Texto del ejercicio:

════════

Y caben otras muchas preguntas: ¿Ayudo para sentirme bien y recibir alabanzas o prima el deseo de servir? ¿Soy un buen samaritano solo con los desconocidos o también con los de mi casa y familia?
Hermandad, concordia, lealtad y amor son algunos significados de la palabra solidaridad. ¿Cuál de ellos me anima en mi acción de voluntariado?
Las respuestas dependen de la visión que tengamos del ser humano y la existencia. Hay quienes encontrarán satisfactoria una explicación tierra a tierra, con un más o menos revolucionario canto a la libertad, igualdad y fraternidad.
Otros acentuarán la unión de la solidaridad a la caridad cristiana, que ha sido y es la mayor fuente de voluntariado, y al testamento de Jesucristo: «Que os améis los unos a los otros como yo os he amado» (Juan 15, 12). Parece incluso que la palabra voluntariado reclama su relación con la caridad, pues el amor es el acto esencial de la voluntad; y ese buen hábito incluye el amor a Dios, a uno mismo y a los demás.
En cualquier caso, la reacción pronta y generosa ante el sufrimiento ajeno, así como el crecimiento personal que conlleva en creyentes y no creyentes, tiene una raíz profunda. La estructura de la persona y el desarrollo de la personalidad apuntan hacia los demás y a la donación.
La psicología del desarrollo observa que la madurez es un proceso autotrascendente de salida de uno mismo. El niño se hace consciente de que no existe solo él, abandona poco a poco el “mío, mío”. Después, el adolescente asegura su lugar en el mundo, alejándose aún más del egocentrismo infantil. Se abre paso una mayor capacidad de amar y de ser fieles.
La felicidad duradera no está en la búsqueda exclusiva del equilibrio, en no querer complicarse la vida o no sentir emociones. Hay algo que empuja hacia fuera de la persona o, mejor dicho, la sostiene desde fuera. Este dinamismo contrario al egocentrismo nos hace ser cada vez más conscientes del “nosotros”.
Como dijo Piaget, «la personalidad está orientada en el sentido opuesto al ego: si el ego es naturalmente egocéntrico, la personalidad es el ego descentrado». En la persona madura hay armonía entre la propia individualidad y la convicción de vivir con y para los demás. Esto lleva a superar el egoísmo y la indiferencia, a desear un mundo mejor, a unir fuerzas para una sinfonía global.
La meta no es el mundo feliz de Huxley en que la benevolencia es un gran valor, pero en manos del Estado, que reparte droga euforizante a ciudadanos convertidos en anónimos engranajes. No es posible ni atractivo ese universo ilusorio en que todos son de todos, donde Dios y la caridad no son necesarios.

════════

Actualiza el fragmento del texto sobre la solidaridad que comienza con "Hermandad, concordia, lealtad" y llega hasta "y a los demás.", poniendo "armonía" en lugar de "concordia". El listado es material aparte y no guarda relación con el texto sobre la solidaridad.

════════

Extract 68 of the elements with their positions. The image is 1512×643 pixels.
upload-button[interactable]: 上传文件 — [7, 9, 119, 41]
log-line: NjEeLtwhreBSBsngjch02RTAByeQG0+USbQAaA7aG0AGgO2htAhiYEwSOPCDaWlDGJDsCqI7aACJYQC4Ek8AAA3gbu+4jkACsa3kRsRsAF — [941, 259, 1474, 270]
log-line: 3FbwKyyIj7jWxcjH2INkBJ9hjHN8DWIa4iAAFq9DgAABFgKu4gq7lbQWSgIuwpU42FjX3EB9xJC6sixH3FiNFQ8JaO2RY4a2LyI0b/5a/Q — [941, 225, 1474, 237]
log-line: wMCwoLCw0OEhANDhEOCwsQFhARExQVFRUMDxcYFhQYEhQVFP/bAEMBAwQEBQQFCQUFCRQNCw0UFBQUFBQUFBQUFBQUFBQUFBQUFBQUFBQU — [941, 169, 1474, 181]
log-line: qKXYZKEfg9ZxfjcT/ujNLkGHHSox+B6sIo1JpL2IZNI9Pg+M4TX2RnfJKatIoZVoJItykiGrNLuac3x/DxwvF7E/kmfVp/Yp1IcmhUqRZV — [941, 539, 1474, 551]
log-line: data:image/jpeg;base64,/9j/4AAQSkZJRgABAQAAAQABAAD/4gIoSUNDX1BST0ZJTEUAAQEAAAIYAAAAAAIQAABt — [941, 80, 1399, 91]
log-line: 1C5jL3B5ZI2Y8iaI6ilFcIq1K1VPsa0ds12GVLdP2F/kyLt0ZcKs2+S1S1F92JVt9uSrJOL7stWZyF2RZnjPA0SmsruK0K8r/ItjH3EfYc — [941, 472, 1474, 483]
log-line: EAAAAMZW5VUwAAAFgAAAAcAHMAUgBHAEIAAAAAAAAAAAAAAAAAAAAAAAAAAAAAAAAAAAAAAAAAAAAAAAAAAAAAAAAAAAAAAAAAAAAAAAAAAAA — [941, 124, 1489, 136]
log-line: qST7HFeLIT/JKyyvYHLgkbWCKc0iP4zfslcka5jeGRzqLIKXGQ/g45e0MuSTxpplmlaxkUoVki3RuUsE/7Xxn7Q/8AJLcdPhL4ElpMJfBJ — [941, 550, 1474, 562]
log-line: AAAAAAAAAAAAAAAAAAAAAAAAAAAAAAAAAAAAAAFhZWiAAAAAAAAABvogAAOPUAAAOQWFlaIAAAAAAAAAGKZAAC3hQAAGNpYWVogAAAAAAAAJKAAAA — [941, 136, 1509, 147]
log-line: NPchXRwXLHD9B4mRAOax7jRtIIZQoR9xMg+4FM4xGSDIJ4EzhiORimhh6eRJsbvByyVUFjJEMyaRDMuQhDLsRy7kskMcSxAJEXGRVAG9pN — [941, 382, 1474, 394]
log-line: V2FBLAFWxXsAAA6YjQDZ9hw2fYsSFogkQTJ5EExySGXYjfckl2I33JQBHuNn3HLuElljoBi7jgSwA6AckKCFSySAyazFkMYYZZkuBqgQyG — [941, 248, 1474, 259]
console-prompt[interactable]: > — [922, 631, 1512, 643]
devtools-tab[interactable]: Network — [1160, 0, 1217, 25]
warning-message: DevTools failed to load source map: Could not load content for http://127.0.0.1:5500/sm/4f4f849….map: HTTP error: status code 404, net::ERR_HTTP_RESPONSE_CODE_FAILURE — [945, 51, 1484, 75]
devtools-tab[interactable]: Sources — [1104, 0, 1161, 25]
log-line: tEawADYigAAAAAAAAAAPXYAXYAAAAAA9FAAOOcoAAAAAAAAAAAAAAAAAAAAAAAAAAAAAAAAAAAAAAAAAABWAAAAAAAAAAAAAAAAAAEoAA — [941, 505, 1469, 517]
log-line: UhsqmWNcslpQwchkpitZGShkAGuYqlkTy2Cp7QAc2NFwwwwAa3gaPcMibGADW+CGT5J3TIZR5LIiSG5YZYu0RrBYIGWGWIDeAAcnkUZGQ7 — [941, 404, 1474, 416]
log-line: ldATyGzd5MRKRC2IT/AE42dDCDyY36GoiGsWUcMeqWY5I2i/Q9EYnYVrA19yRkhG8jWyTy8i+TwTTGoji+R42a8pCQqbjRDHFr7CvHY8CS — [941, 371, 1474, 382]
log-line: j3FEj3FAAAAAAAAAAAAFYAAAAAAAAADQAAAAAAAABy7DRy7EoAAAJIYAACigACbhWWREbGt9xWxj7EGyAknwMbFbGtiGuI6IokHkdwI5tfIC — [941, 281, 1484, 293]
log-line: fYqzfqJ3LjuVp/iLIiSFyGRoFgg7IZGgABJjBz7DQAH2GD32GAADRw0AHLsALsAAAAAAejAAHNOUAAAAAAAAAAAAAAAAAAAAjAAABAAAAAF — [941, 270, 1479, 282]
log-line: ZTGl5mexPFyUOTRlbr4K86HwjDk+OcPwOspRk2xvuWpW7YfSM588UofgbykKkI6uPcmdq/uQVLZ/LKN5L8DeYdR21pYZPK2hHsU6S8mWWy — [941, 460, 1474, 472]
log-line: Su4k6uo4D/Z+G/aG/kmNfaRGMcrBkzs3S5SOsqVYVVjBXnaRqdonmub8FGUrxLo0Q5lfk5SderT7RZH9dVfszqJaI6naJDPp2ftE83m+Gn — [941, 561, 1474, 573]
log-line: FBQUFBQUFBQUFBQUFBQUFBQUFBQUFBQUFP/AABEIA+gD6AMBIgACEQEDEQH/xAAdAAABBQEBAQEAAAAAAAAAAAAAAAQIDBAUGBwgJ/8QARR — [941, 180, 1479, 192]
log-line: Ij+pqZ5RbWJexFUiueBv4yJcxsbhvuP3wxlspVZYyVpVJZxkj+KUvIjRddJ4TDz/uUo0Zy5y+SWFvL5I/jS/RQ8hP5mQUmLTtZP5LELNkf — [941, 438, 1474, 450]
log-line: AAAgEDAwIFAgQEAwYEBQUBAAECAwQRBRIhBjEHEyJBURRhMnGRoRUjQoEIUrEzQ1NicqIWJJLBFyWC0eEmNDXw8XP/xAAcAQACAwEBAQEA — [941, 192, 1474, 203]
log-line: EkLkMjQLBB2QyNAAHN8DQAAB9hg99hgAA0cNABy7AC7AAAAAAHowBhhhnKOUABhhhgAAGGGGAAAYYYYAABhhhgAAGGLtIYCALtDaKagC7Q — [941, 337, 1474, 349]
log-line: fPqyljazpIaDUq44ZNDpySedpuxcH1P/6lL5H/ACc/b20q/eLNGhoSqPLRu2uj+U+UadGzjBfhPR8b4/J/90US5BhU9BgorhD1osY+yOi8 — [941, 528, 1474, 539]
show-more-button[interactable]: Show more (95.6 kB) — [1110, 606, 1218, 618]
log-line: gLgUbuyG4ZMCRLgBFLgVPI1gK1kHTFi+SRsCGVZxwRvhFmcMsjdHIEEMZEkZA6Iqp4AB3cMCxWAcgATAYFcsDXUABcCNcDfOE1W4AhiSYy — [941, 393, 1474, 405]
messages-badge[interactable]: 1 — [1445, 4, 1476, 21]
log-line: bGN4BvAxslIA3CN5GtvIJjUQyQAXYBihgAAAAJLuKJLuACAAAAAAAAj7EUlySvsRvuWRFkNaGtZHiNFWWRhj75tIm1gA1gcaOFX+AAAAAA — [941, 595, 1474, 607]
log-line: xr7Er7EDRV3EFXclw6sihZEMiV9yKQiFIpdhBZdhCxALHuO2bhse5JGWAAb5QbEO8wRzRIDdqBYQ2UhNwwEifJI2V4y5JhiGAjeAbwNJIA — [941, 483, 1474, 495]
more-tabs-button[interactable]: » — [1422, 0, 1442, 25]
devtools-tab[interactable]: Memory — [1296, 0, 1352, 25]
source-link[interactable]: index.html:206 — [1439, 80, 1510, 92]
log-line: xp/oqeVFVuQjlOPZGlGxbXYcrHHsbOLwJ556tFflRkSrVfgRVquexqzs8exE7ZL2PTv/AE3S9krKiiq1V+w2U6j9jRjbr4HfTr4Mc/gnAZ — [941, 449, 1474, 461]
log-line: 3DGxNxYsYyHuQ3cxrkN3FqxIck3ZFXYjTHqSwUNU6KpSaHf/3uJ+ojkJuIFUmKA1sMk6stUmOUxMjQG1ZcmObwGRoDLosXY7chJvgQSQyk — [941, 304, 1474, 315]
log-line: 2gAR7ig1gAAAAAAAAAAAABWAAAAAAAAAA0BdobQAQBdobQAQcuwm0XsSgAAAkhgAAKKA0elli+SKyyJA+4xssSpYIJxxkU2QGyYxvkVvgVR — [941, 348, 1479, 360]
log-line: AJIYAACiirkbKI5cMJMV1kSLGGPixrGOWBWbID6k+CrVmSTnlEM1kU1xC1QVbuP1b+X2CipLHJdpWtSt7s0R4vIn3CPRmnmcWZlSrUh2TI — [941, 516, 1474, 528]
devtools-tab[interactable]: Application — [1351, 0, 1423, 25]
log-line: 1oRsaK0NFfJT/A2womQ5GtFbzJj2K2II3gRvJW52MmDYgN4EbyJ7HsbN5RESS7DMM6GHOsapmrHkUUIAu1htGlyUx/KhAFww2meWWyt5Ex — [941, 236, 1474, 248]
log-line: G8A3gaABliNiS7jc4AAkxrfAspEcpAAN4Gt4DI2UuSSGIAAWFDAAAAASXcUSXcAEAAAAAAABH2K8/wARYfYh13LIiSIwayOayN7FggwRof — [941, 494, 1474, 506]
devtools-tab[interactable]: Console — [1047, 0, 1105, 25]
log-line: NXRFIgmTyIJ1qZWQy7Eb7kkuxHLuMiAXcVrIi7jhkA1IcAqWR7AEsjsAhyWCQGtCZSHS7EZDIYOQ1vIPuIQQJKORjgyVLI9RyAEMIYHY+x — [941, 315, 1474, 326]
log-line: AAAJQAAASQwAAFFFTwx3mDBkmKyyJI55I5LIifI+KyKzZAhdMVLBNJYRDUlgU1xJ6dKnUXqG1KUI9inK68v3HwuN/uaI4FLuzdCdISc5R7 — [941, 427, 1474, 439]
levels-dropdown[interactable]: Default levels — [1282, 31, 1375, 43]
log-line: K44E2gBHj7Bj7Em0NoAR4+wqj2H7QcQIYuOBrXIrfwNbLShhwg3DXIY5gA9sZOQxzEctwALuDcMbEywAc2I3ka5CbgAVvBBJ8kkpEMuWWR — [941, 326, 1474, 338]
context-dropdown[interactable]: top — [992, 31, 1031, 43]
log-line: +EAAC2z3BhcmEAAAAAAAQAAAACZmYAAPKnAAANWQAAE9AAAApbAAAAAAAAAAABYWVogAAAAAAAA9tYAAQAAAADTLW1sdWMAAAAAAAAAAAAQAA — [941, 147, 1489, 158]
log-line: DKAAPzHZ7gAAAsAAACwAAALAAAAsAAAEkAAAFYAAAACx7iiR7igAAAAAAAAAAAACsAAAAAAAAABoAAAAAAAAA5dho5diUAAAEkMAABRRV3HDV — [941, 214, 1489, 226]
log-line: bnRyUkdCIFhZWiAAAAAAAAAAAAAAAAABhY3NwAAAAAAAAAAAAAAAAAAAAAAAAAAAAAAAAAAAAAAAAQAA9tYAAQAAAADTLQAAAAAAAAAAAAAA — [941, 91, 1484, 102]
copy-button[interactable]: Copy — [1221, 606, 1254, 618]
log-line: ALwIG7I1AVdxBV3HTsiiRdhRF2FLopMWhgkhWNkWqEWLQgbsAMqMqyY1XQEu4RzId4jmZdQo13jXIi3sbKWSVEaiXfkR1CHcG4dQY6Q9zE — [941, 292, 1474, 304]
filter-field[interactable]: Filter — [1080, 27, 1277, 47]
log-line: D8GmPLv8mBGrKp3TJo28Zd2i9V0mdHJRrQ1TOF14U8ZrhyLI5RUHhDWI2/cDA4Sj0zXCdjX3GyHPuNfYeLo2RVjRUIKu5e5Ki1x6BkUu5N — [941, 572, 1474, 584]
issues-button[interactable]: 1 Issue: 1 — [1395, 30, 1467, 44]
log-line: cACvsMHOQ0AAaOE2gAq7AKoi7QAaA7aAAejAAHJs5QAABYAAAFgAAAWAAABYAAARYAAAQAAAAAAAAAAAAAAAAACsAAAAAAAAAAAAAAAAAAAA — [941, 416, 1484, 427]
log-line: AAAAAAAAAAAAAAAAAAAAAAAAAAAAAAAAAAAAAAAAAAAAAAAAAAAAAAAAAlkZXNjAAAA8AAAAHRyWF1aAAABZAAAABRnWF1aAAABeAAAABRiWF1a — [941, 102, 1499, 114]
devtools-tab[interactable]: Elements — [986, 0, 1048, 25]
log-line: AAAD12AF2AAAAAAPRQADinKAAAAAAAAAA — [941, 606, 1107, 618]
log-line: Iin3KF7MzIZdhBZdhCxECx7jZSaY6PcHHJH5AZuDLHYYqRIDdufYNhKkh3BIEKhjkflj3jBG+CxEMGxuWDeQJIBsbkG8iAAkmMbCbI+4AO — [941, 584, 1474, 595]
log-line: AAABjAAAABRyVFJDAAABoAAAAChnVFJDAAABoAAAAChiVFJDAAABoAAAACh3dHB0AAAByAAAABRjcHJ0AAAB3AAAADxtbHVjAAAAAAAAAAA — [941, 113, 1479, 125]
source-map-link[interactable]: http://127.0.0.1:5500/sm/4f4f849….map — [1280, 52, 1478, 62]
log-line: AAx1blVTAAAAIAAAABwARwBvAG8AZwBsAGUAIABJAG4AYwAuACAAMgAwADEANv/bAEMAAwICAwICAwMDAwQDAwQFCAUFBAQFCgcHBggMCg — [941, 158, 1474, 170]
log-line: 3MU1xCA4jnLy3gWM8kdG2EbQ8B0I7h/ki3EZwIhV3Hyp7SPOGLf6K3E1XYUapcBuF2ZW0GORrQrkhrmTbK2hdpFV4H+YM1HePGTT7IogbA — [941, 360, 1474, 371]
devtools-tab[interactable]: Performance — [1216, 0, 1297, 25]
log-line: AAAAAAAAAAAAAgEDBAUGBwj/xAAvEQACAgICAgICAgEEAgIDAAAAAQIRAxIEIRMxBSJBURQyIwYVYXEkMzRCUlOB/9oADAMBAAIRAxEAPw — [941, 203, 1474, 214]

════════

Resultado:
Hermandad, armonía, lealtad y amor son algunos significados de la palabra solidaridad. ¿Cuál de ellos me anima en mi acción de voluntariado?
Las respuestas dependen de la visión que tengamos del ser humano y la existencia. Hay quienes encontrarán satisfactoria una explicación tierra a tierra, con un más o menos revolucionario canto a la libertad, igualdad y fraternidad.
Otros acentuarán la unión de la solidaridad a la caridad cristiana, que ha sido y es la mayor fuente de voluntariado, y al testamento de Jesucristo: «Que os améis los unos a los otros como yo os he amado» (Juan 15, 12). Parece incluso que la palabra voluntariado reclama su relación con la caridad, pues el amor es el acto esencial de la voluntad; y ese buen hábito incluye el amor a Dios, a uno mismo y a los demás.